» TASK TO COMPLETE
Retype the data below verbatim; pictures do not belong in the copy.

─── RECORDS PROVIDED ───

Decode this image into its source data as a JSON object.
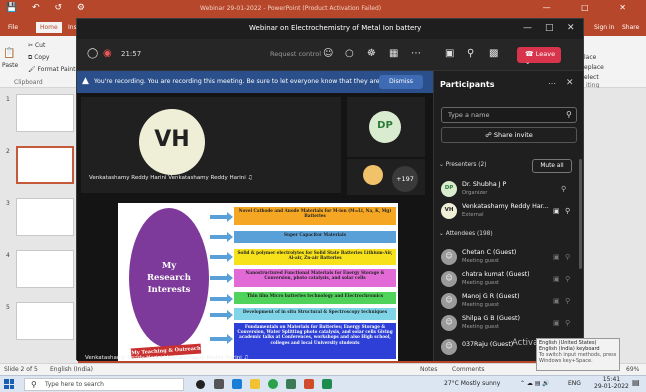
{
  "powerpoint": {
    "title": "Webinar 29-01-2022 - PowerPoint (Product Activation Failed)",
    "tabs": [
      "File",
      "Home",
      "Insert"
    ],
    "sign_in": "Sign in",
    "share": "Share",
    "ribbon": {
      "paste": "Paste",
      "cut": "Cut",
      "copy": "Copy",
      "format_painter": "Format Painter",
      "clipboard": "Clipboard",
      "place": "lace",
      "right_1": "eplace",
      "right_2": "elect",
      "editing": "iting"
    },
    "slide_numbers": [
      "1",
      "2",
      "3",
      "4",
      "5"
    ],
    "status": {
      "slide": "Slide 2 of 5",
      "language": "English (India)",
      "notes": "Notes",
      "comments": "Comments",
      "zoom": "69%"
    }
  },
  "taskbar": {
    "search_placeholder": "Type here to search",
    "weather": "27°C  Mostly sunny",
    "lang": "ENG",
    "time": "15:41",
    "date": "29-01-2022"
  },
  "webex": {
    "window_title": "Webinar on Electrochemistry of Metal Ion battery",
    "elapsed": "21:57",
    "request_control": "Request control",
    "leave_label": "Leave",
    "recording_banner": "You're recording. You are recording this meeting. Be sure to let everyone know that they are ...",
    "dismiss_label": "Dismiss",
    "tile_main_initials": "VH",
    "tile_small_initials": "DP",
    "more_participants": "+197",
    "tile_name": "Venkatashamy Reddy Harini Venkatashamy Reddy Harini",
    "share_name": "Venkatashamy Reddy Harini Venkatashamy Reddy Harini"
  },
  "slide": {
    "oval_lines": [
      "My",
      "Research",
      "Interests"
    ],
    "boxes": [
      {
        "text": "Novel Cathode and Anode Materials for M-ion (M=Li, Na, K, Mg) Batteries",
        "color": "#f5a623"
      },
      {
        "text": "Super Capacitor Materials",
        "color": "#5aa0d8"
      },
      {
        "text": "Solid & polymer electrolytes for Solid State Batteries Lithium-Air, Al-air, Zn-air Batteries",
        "color": "#f7e11b"
      },
      {
        "text": "Nanostructured Functional Materials for Energy Storage & Conversion, photo catalysis, and solar cells",
        "color": "#e26ad6"
      },
      {
        "text": "Thin film Micro batteries technology and Electrochromics",
        "color": "#4fd35a"
      },
      {
        "text": "Development of in situ Structural & Spectroscopy techniques",
        "color": "#7fd4e8"
      },
      {
        "text": "Fundamentals on Materials for Batteries; Energy Storage & Conversion, Water Splitting photo catalysis, and solar cells Giving academic talks at Conferences, workshops and also High school, colleges and local University students",
        "color": "#2d3fd6"
      }
    ],
    "publications_label": "My Teaching & Outreach"
  },
  "participants": {
    "header": "Participants",
    "search_placeholder": "Type a name",
    "share_invite": "Share invite",
    "presenters_label": "Presenters (2)",
    "mute_all": "Mute all",
    "attendees_label": "Attendees (198)",
    "presenters": [
      {
        "initials": "DP",
        "name": "Dr. Shubha J P",
        "role": "Organizer"
      },
      {
        "initials": "VH",
        "name": "Venkatashamy Reddy Har...",
        "role": "External"
      }
    ],
    "attendees": [
      {
        "name": "Chetan C (Guest)",
        "role": "Meeting guest"
      },
      {
        "name": "chatra kumat (Guest)",
        "role": "Meeting guest"
      },
      {
        "name": "Manoj G R (Guest)",
        "role": "Meeting guest"
      },
      {
        "name": "Shilpa G B (Guest)",
        "role": "Meeting guest"
      },
      {
        "name": "037Raju (Guest)",
        "role": ""
      }
    ]
  },
  "windows": {
    "activate": "Activate",
    "lang_tip": [
      "English (United States)",
      "English (India) keyboard",
      "To switch input methods, press",
      "Windows key+Space."
    ]
  }
}
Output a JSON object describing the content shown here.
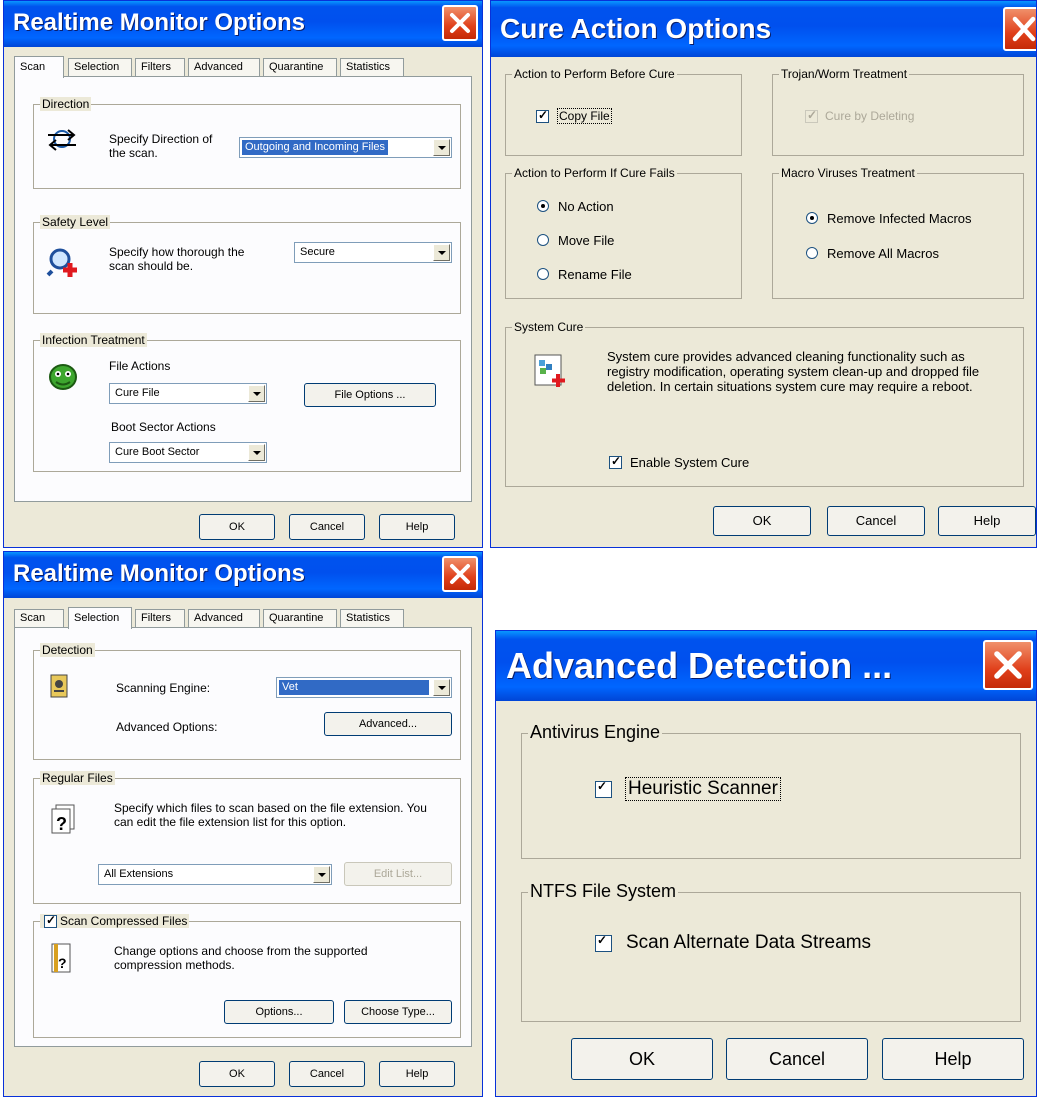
{
  "scan_dialog": {
    "title": "Realtime Monitor Options",
    "tabs": [
      "Scan",
      "Selection",
      "Filters",
      "Advanced",
      "Quarantine",
      "Statistics"
    ],
    "active_tab": "Scan",
    "direction": {
      "legend": "Direction",
      "text_line1": "Specify  Direction of",
      "text_line2": "the scan.",
      "value": "Outgoing and Incoming Files"
    },
    "safety": {
      "legend": "Safety Level",
      "text_line1": "Specify how thorough the",
      "text_line2": "scan should be.",
      "value": "Secure"
    },
    "infection": {
      "legend": "Infection Treatment",
      "file_actions_label": "File Actions",
      "file_actions_value": "Cure File",
      "file_options_button": "File Options ...",
      "boot_label": "Boot Sector Actions",
      "boot_value": "Cure Boot Sector"
    },
    "ok": "OK",
    "cancel": "Cancel",
    "help": "Help"
  },
  "cure_dialog": {
    "title": "Cure Action Options",
    "before_cure": {
      "legend": "Action to Perform Before Cure",
      "copy_file": "Copy File",
      "checked": true
    },
    "trojan": {
      "legend": "Trojan/Worm Treatment",
      "cure_by_deleting": "Cure by Deleting",
      "checked": true
    },
    "if_fails": {
      "legend": "Action to Perform If Cure Fails",
      "options": [
        "No Action",
        "Move File",
        "Rename File"
      ],
      "selected": "No Action"
    },
    "macro": {
      "legend": "Macro Viruses Treatment",
      "options": [
        "Remove Infected Macros",
        "Remove All Macros"
      ],
      "selected": "Remove Infected Macros"
    },
    "system_cure": {
      "legend": "System Cure",
      "desc_line1": "System cure provides advanced cleaning functionality such as",
      "desc_line2": "registry modification, operating system clean-up and dropped file",
      "desc_line3": "deletion. In certain situations system cure may require a reboot.",
      "enable": "Enable System Cure",
      "checked": true
    },
    "ok": "OK",
    "cancel": "Cancel",
    "help": "Help"
  },
  "selection_dialog": {
    "title": "Realtime Monitor Options",
    "tabs": [
      "Scan",
      "Selection",
      "Filters",
      "Advanced",
      "Quarantine",
      "Statistics"
    ],
    "active_tab": "Selection",
    "detection": {
      "legend": "Detection",
      "engine_label": "Scanning Engine:",
      "engine_value": "Vet",
      "advanced_label": "Advanced Options:",
      "advanced_button": "Advanced..."
    },
    "regular_files": {
      "legend": "Regular Files",
      "text_line1": "Specify which files to scan based on the file extension. You",
      "text_line2": "can edit the file extension list for this option.",
      "value": "All Extensions",
      "edit_list_button": "Edit List..."
    },
    "compressed": {
      "legend": "Scan Compressed Files",
      "checked": true,
      "text_line1": "Change options and choose from the supported",
      "text_line2": "compression methods.",
      "options_button": "Options...",
      "choose_type_button": "Choose Type..."
    },
    "ok": "OK",
    "cancel": "Cancel",
    "help": "Help"
  },
  "advanced_dialog": {
    "title": "Advanced Detection ...",
    "engine": {
      "legend": "Antivirus Engine",
      "heuristic": "Heuristic Scanner",
      "checked": true
    },
    "ntfs": {
      "legend": "NTFS File System",
      "ads": "Scan Alternate Data Streams",
      "checked": true
    },
    "ok": "OK",
    "cancel": "Cancel",
    "help": "Help"
  },
  "colors": {
    "title_blue": "#0054e3",
    "face": "#ece9d8",
    "close_red": "#e0401b",
    "selection": "#316ac5"
  }
}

───

» TASK RESPONSE
Decode this image into its source data as a JSON object.
{
  "powerpoint": {
    "title": "Webinar 29-01-2022 - PowerPoint (Product Activation Failed)",
    "tabs": [
      "File",
      "Home",
      "Insert"
    ],
    "sign_in": "Sign in",
    "share": "Share",
    "ribbon": {
      "paste": "Paste",
      "cut": "Cut",
      "copy": "Copy",
      "format_painter": "Format Painter",
      "clipboard": "Clipboard",
      "place": "lace",
      "right_1": "eplace",
      "right_2": "elect",
      "editing": "iting"
    },
    "slide_numbers": [
      "1",
      "2",
      "3",
      "4",
      "5"
    ],
    "status": {
      "slide": "Slide 2 of 5",
      "language": "English (India)",
      "notes": "Notes",
      "comments": "Comments",
      "zoom": "69%"
    }
  },
  "taskbar": {
    "search_placeholder": "Type here to search",
    "weather": "27°C  Mostly sunny",
    "lang": "ENG",
    "time": "15:41",
    "date": "29-01-2022"
  },
  "webex": {
    "window_title": "Webinar on Electrochemistry of Metal Ion battery",
    "elapsed": "21:57",
    "request_control": "Request control",
    "leave_label": "Leave",
    "recording_banner": "You're recording. You are recording this meeting. Be sure to let everyone know that they are ...",
    "dismiss_label": "Dismiss",
    "tile_main_initials": "VH",
    "tile_small_initials": "DP",
    "more_participants": "+197",
    "tile_name": "Venkatashamy Reddy Harini Venkatashamy Reddy Harini",
    "share_name": "Venkatashamy Reddy Harini Venkatashamy Reddy Harini"
  },
  "slide": {
    "oval_lines": [
      "My",
      "Research",
      "Interests"
    ],
    "boxes": [
      {
        "text": "Novel Cathode and Anode Materials for M-ion (M=Li, Na, K, Mg) Batteries",
        "color": "#f5a623"
      },
      {
        "text": "Super Capacitor Materials",
        "color": "#5aa0d8"
      },
      {
        "text": "Solid & polymer electrolytes for Solid State Batteries Lithium-Air, Al-air, Zn-air Batteries",
        "color": "#f7e11b"
      },
      {
        "text": "Nanostructured Functional Materials for Energy Storage & Conversion, photo catalysis, and solar cells",
        "color": "#e26ad6"
      },
      {
        "text": "Thin film Micro batteries technology and Electrochromics",
        "color": "#4fd35a"
      },
      {
        "text": "Development of in situ Structural & Spectroscopy techniques",
        "color": "#7fd4e8"
      },
      {
        "text": "Fundamentals on Materials for Batteries; Energy Storage & Conversion, Water Splitting photo catalysis, and solar cells Giving academic talks at Conferences, workshops and also High school, colleges and local University students",
        "color": "#2d3fd6"
      }
    ],
    "publications_label": "My Teaching & Outreach"
  },
  "participants": {
    "header": "Participants",
    "search_placeholder": "Type a name",
    "share_invite": "Share invite",
    "presenters_label": "Presenters (2)",
    "mute_all": "Mute all",
    "attendees_label": "Attendees (198)",
    "presenters": [
      {
        "initials": "DP",
        "name": "Dr. Shubha J P",
        "role": "Organizer"
      },
      {
        "initials": "VH",
        "name": "Venkatashamy Reddy Har...",
        "role": "External"
      }
    ],
    "attendees": [
      {
        "name": "Chetan C (Guest)",
        "role": "Meeting guest"
      },
      {
        "name": "chatra kumat (Guest)",
        "role": "Meeting guest"
      },
      {
        "name": "Manoj G R (Guest)",
        "role": "Meeting guest"
      },
      {
        "name": "Shilpa G B (Guest)",
        "role": "Meeting guest"
      },
      {
        "name": "037Raju (Guest)",
        "role": ""
      }
    ]
  },
  "windows": {
    "activate": "Activate",
    "lang_tip": [
      "English (United States)",
      "English (India) keyboard",
      "To switch input methods, press",
      "Windows key+Space."
    ]
  }
}
Output a JSON object describing the content shown here.
{
  "scan_dialog": {
    "title": "Realtime Monitor Options",
    "tabs": [
      "Scan",
      "Selection",
      "Filters",
      "Advanced",
      "Quarantine",
      "Statistics"
    ],
    "active_tab": "Scan",
    "direction": {
      "legend": "Direction",
      "text_line1": "Specify  Direction of",
      "text_line2": "the scan.",
      "value": "Outgoing and Incoming Files"
    },
    "safety": {
      "legend": "Safety Level",
      "text_line1": "Specify how thorough the",
      "text_line2": "scan should be.",
      "value": "Secure"
    },
    "infection": {
      "legend": "Infection Treatment",
      "file_actions_label": "File Actions",
      "file_actions_value": "Cure File",
      "file_options_button": "File Options ...",
      "boot_label": "Boot Sector Actions",
      "boot_value": "Cure Boot Sector"
    },
    "ok": "OK",
    "cancel": "Cancel",
    "help": "Help"
  },
  "cure_dialog": {
    "title": "Cure Action Options",
    "before_cure": {
      "legend": "Action to Perform Before Cure",
      "copy_file": "Copy File",
      "checked": true
    },
    "trojan": {
      "legend": "Trojan/Worm Treatment",
      "cure_by_deleting": "Cure by Deleting",
      "checked": true
    },
    "if_fails": {
      "legend": "Action to Perform If Cure Fails",
      "options": [
        "No Action",
        "Move File",
        "Rename File"
      ],
      "selected": "No Action"
    },
    "macro": {
      "legend": "Macro Viruses Treatment",
      "options": [
        "Remove Infected Macros",
        "Remove All Macros"
      ],
      "selected": "Remove Infected Macros"
    },
    "system_cure": {
      "legend": "System Cure",
      "desc_line1": "System cure provides advanced cleaning functionality such as",
      "desc_line2": "registry modification, operating system clean-up and dropped file",
      "desc_line3": "deletion. In certain situations system cure may require a reboot.",
      "enable": "Enable System Cure",
      "checked": true
    },
    "ok": "OK",
    "cancel": "Cancel",
    "help": "Help"
  },
  "selection_dialog": {
    "title": "Realtime Monitor Options",
    "tabs": [
      "Scan",
      "Selection",
      "Filters",
      "Advanced",
      "Quarantine",
      "Statistics"
    ],
    "active_tab": "Selection",
    "detection": {
      "legend": "Detection",
      "engine_label": "Scanning Engine:",
      "engine_value": "Vet",
      "advanced_label": "Advanced Options:",
      "advanced_button": "Advanced..."
    },
    "regular_files": {
      "legend": "Regular Files",
      "text_line1": "Specify which files to scan based on the file extension. You",
      "text_line2": "can edit the file extension list for this option.",
      "value": "All Extensions",
      "edit_list_button": "Edit List..."
    },
    "compressed": {
      "legend": "Scan Compressed Files",
      "checked": true,
      "text_line1": "Change options and choose from the supported",
      "text_line2": "compression methods.",
      "options_button": "Options...",
      "choose_type_button": "Choose Type..."
    },
    "ok": "OK",
    "cancel": "Cancel",
    "help": "Help"
  },
  "advanced_dialog": {
    "title": "Advanced Detection ...",
    "engine": {
      "legend": "Antivirus Engine",
      "heuristic": "Heuristic Scanner",
      "checked": true
    },
    "ntfs": {
      "legend": "NTFS File System",
      "ads": "Scan Alternate Data Streams",
      "checked": true
    },
    "ok": "OK",
    "cancel": "Cancel",
    "help": "Help"
  },
  "colors": {
    "title_blue": "#0054e3",
    "face": "#ece9d8",
    "close_red": "#e0401b",
    "selection": "#316ac5"
  }
}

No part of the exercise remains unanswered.